> [Goal of the exercise]:
Pull every line from the records below verbatim, leaving out the pictures.

> [Material for this task]:
--- start ---

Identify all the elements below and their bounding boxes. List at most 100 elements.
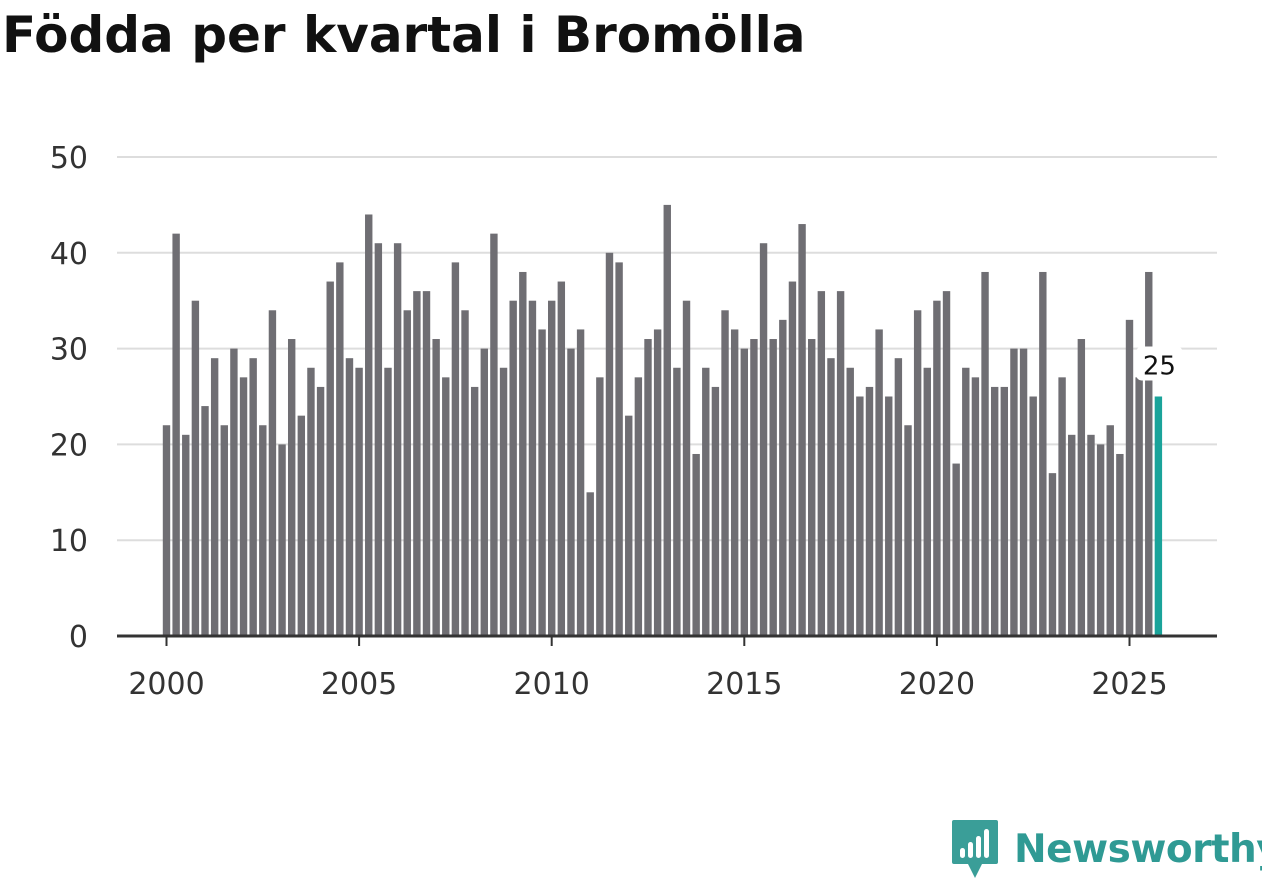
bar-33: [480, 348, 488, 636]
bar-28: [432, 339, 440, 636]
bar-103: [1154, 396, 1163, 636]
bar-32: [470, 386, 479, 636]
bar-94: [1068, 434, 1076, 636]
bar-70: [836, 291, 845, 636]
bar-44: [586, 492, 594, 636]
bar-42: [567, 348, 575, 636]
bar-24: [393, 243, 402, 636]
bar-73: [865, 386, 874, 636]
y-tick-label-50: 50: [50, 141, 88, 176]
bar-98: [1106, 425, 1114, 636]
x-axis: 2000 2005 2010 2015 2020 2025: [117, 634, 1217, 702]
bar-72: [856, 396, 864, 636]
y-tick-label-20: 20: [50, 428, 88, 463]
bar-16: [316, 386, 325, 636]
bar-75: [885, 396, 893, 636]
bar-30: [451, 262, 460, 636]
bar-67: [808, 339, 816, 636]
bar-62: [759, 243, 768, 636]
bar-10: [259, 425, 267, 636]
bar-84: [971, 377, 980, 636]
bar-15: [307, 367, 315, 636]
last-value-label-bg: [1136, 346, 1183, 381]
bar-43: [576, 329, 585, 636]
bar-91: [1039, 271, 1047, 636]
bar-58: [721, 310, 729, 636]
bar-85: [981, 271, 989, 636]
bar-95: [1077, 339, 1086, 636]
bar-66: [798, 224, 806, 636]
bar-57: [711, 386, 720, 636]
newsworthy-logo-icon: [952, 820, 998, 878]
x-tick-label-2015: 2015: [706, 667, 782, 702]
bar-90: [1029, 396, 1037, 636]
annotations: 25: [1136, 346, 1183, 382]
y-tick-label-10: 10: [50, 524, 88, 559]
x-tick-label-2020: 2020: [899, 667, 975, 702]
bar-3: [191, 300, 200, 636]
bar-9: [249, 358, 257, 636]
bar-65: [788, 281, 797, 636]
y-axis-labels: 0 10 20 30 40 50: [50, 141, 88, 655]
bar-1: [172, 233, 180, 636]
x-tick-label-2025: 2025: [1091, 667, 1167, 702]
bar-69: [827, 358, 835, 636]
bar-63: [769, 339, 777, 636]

--- end ---

> [Answer]:
Identify all the elements below and their bounding boxes. List at most 100 elements.
bar-33: [480, 348, 488, 636]
bar-28: [432, 339, 440, 636]
bar-103: [1154, 396, 1163, 636]
bar-32: [470, 386, 479, 636]
bar-94: [1068, 434, 1076, 636]
bar-70: [836, 291, 845, 636]
bar-44: [586, 492, 594, 636]
bar-42: [567, 348, 575, 636]
bar-24: [393, 243, 402, 636]
bar-73: [865, 386, 874, 636]
y-tick-label-50: 50: [50, 141, 88, 176]
bar-98: [1106, 425, 1114, 636]
x-axis: 2000 2005 2010 2015 2020 2025: [117, 634, 1217, 702]
bar-72: [856, 396, 864, 636]
y-tick-label-20: 20: [50, 428, 88, 463]
bar-16: [316, 386, 325, 636]
bar-75: [885, 396, 893, 636]
bar-30: [451, 262, 460, 636]
bar-67: [808, 339, 816, 636]
bar-62: [759, 243, 768, 636]
bar-10: [259, 425, 267, 636]
bar-84: [971, 377, 980, 636]
bar-15: [307, 367, 315, 636]
last-value-label-bg: [1136, 346, 1183, 381]
bar-43: [576, 329, 585, 636]
bar-91: [1039, 271, 1047, 636]
bar-58: [721, 310, 729, 636]
bar-85: [981, 271, 989, 636]
bar-95: [1077, 339, 1086, 636]
bar-66: [798, 224, 806, 636]
bar-57: [711, 386, 720, 636]
newsworthy-logo-icon: [952, 820, 998, 878]
x-tick-label-2015: 2015: [706, 667, 782, 702]
bar-90: [1029, 396, 1037, 636]
annotations: 25: [1136, 346, 1183, 382]
y-tick-label-10: 10: [50, 524, 88, 559]
x-tick-label-2020: 2020: [899, 667, 975, 702]
bar-3: [191, 300, 200, 636]
bar-9: [249, 358, 257, 636]
bar-65: [788, 281, 797, 636]
y-axis-labels: 0 10 20 30 40 50: [50, 141, 88, 655]
bar-1: [172, 233, 180, 636]
x-tick-label-2025: 2025: [1091, 667, 1167, 702]
bar-69: [827, 358, 835, 636]
bar-63: [769, 339, 777, 636]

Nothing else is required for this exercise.